**TASK STATEMENT:** The line containing "Read all visible content and emit it as JSON." marks where to begin; quote it and every line after it through the end of the data, exactly as written.

**PROVIDED RECORDS:**
================================
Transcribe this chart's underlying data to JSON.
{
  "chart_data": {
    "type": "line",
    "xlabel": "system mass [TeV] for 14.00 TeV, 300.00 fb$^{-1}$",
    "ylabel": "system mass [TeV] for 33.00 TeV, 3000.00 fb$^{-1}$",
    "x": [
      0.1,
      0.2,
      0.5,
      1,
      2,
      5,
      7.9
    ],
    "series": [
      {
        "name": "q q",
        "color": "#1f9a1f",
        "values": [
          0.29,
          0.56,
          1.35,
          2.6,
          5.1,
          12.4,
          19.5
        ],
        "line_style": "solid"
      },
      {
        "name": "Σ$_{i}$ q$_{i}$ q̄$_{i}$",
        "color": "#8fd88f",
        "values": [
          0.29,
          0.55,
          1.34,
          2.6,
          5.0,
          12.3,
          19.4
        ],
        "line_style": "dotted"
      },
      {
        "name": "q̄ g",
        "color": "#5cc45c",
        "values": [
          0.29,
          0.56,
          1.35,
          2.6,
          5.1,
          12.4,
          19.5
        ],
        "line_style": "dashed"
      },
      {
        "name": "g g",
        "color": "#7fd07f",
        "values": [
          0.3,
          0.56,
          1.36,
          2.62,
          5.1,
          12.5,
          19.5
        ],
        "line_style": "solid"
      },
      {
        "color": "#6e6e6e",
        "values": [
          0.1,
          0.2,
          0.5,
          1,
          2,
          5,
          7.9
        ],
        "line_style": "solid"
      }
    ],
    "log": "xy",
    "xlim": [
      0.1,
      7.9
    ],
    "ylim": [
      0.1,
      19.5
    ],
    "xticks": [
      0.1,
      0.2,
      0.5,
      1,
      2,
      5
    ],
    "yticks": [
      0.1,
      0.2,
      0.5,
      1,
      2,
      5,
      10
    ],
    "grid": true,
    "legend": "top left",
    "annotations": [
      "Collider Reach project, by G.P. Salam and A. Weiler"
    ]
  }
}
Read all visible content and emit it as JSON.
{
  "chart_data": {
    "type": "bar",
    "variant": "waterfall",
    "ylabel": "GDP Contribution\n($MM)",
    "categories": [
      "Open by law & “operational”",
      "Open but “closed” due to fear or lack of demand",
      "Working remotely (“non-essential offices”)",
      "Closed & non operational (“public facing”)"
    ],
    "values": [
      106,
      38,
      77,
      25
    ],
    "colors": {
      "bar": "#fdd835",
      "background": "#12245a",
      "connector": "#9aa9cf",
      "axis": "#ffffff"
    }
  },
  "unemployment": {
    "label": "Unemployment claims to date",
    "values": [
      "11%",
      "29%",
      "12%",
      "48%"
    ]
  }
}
================================
**RESULT FOR THIS EXERCISE:**
Read all visible content and emit it as JSON.
{
  "chart_data": {
    "type": "bar",
    "variant": "waterfall",
    "ylabel": "GDP Contribution\n($MM)",
    "categories": [
      "Open by law & “operational”",
      "Open but “closed” due to fear or lack of demand",
      "Working remotely (“non-essential offices”)",
      "Closed & non operational (“public facing”)"
    ],
    "values": [
      106,
      38,
      77,
      25
    ],
    "colors": {
      "bar": "#fdd835",
      "background": "#12245a",
      "connector": "#9aa9cf",
      "axis": "#ffffff"
    }
  },
  "unemployment": {
    "label": "Unemployment claims to date",
    "values": [
      "11%",
      "29%",
      "12%",
      "48%"
    ]
  }
}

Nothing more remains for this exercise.